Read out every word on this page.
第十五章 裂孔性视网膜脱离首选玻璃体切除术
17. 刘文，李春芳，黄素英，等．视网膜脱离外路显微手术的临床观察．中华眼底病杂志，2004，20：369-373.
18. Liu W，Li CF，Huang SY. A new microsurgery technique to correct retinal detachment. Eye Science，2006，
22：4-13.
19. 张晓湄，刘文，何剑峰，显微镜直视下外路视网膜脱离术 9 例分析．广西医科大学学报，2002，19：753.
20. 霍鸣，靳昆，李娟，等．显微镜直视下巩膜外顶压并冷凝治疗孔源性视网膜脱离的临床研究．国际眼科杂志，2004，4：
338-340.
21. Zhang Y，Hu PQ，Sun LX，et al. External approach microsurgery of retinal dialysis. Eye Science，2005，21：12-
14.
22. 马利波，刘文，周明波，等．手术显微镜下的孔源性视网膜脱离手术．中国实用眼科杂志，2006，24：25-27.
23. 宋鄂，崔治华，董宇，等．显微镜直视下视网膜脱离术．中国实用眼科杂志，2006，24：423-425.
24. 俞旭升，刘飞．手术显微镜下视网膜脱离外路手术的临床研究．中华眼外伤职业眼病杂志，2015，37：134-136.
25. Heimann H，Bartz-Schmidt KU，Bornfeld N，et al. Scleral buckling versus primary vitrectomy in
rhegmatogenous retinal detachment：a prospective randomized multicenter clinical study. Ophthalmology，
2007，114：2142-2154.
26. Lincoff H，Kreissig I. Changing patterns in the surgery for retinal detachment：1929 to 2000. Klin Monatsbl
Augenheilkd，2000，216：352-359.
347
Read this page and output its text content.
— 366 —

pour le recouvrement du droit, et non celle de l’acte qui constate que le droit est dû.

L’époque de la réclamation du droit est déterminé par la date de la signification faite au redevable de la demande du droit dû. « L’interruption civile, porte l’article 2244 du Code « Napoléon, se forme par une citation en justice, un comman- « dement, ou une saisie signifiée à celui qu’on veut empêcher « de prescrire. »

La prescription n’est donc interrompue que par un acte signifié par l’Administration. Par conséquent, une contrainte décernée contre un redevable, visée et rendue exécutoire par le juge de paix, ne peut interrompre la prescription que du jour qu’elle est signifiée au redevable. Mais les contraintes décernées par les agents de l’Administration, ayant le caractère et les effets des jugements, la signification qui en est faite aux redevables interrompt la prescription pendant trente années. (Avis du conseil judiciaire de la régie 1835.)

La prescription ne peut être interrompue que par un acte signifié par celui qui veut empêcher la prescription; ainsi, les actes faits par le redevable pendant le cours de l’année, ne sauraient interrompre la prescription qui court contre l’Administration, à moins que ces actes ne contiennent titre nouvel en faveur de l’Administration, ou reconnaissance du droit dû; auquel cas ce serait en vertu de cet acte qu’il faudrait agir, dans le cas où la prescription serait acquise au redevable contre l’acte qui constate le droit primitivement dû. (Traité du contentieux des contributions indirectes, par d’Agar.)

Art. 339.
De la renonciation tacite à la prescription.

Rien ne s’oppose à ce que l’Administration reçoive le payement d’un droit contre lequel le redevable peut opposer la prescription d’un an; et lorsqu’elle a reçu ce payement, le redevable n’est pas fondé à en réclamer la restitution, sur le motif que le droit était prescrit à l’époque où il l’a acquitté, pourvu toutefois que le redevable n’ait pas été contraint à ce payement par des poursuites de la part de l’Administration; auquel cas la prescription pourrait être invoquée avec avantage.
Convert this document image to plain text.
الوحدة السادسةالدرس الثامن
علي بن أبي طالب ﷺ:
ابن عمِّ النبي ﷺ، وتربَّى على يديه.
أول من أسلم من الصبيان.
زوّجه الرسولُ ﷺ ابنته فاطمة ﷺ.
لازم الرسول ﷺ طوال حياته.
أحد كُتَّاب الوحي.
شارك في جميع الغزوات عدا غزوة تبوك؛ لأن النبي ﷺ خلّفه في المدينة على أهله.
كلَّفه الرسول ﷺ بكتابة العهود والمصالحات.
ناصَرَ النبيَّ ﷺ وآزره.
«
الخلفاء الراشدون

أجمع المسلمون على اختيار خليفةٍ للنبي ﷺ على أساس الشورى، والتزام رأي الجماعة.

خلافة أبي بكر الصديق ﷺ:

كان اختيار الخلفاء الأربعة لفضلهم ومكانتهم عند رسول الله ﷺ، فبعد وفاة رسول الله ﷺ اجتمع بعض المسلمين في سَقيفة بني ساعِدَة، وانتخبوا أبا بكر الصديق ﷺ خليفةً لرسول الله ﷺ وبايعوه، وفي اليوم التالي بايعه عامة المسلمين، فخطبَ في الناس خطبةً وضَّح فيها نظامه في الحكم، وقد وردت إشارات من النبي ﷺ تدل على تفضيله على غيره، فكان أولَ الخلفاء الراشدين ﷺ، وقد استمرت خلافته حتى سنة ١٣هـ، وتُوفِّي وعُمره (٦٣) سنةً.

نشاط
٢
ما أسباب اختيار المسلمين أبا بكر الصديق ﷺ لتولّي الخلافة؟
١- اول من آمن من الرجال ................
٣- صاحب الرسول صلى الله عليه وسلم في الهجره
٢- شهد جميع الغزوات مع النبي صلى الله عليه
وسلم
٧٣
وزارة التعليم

DIRECTIONS: In the lines above, find each one with "text" and list it.

WRITTEN ANSWER:
Read this page and output its text content.
Convert this document image to plain text.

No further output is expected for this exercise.